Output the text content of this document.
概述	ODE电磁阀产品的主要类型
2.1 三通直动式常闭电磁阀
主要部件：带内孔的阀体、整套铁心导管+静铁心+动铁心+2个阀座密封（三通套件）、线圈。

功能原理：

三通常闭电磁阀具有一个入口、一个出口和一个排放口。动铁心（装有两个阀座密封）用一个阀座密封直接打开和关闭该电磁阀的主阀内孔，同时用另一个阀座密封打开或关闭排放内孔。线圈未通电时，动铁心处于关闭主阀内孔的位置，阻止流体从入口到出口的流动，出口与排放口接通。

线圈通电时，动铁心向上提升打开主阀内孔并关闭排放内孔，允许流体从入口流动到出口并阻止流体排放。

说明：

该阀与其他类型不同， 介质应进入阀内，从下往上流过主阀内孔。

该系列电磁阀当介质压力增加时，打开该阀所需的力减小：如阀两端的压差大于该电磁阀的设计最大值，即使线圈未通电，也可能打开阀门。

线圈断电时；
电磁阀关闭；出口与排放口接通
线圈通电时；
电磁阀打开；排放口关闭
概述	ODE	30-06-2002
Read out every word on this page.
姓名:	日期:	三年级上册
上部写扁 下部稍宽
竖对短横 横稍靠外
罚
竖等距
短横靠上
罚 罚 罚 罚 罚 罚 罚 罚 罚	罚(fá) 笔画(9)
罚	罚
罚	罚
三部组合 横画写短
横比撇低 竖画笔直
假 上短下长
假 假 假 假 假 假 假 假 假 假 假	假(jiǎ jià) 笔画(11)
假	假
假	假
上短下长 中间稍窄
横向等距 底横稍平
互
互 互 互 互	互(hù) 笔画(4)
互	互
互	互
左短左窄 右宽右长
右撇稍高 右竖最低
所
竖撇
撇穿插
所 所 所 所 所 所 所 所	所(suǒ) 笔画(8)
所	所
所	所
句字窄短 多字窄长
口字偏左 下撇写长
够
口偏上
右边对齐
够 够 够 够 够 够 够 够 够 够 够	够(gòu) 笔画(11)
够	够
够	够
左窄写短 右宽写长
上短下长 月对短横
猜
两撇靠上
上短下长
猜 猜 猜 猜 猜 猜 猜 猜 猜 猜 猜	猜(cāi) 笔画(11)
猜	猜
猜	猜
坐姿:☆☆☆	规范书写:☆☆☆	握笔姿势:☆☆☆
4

### The exercise
What needs duplicating is the run of lines from the one containing "Read out every word on this page." through the last line of the entries above, exact and complete.

### Solution to this problem
Read out every word on this page.
姓名:	日期:	三年级上册
上部写扁 下部稍宽
竖对短横 横稍靠外
罚
竖等距
短横靠上
罚 罚 罚 罚 罚 罚 罚 罚 罚	罚(fá) 笔画(9)
罚	罚
罚	罚
三部组合 横画写短
横比撇低 竖画笔直
假 上短下长
假 假 假 假 假 假 假 假 假 假 假	假(jiǎ jià) 笔画(11)
假	假
假	假
上短下长 中间稍窄
横向等距 底横稍平
互
互 互 互 互	互(hù) 笔画(4)
互	互
互	互
左短左窄 右宽右长
右撇稍高 右竖最低
所
竖撇
撇穿插
所 所 所 所 所 所 所 所	所(suǒ) 笔画(8)
所	所
所	所
句字窄短 多字窄长
口字偏左 下撇写长
够
口偏上
右边对齐
够 够 够 够 够 够 够 够 够 够 够	够(gòu) 笔画(11)
够	够
够	够
左窄写短 右宽写长
上短下长 月对短横
猜
两撇靠上
上短下长
猜 猜 猜 猜 猜 猜 猜 猜 猜 猜 猜	猜(cāi) 笔画(11)
猜	猜
猜	猜
坐姿:☆☆☆	规范书写:☆☆☆	握笔姿势:☆☆☆
4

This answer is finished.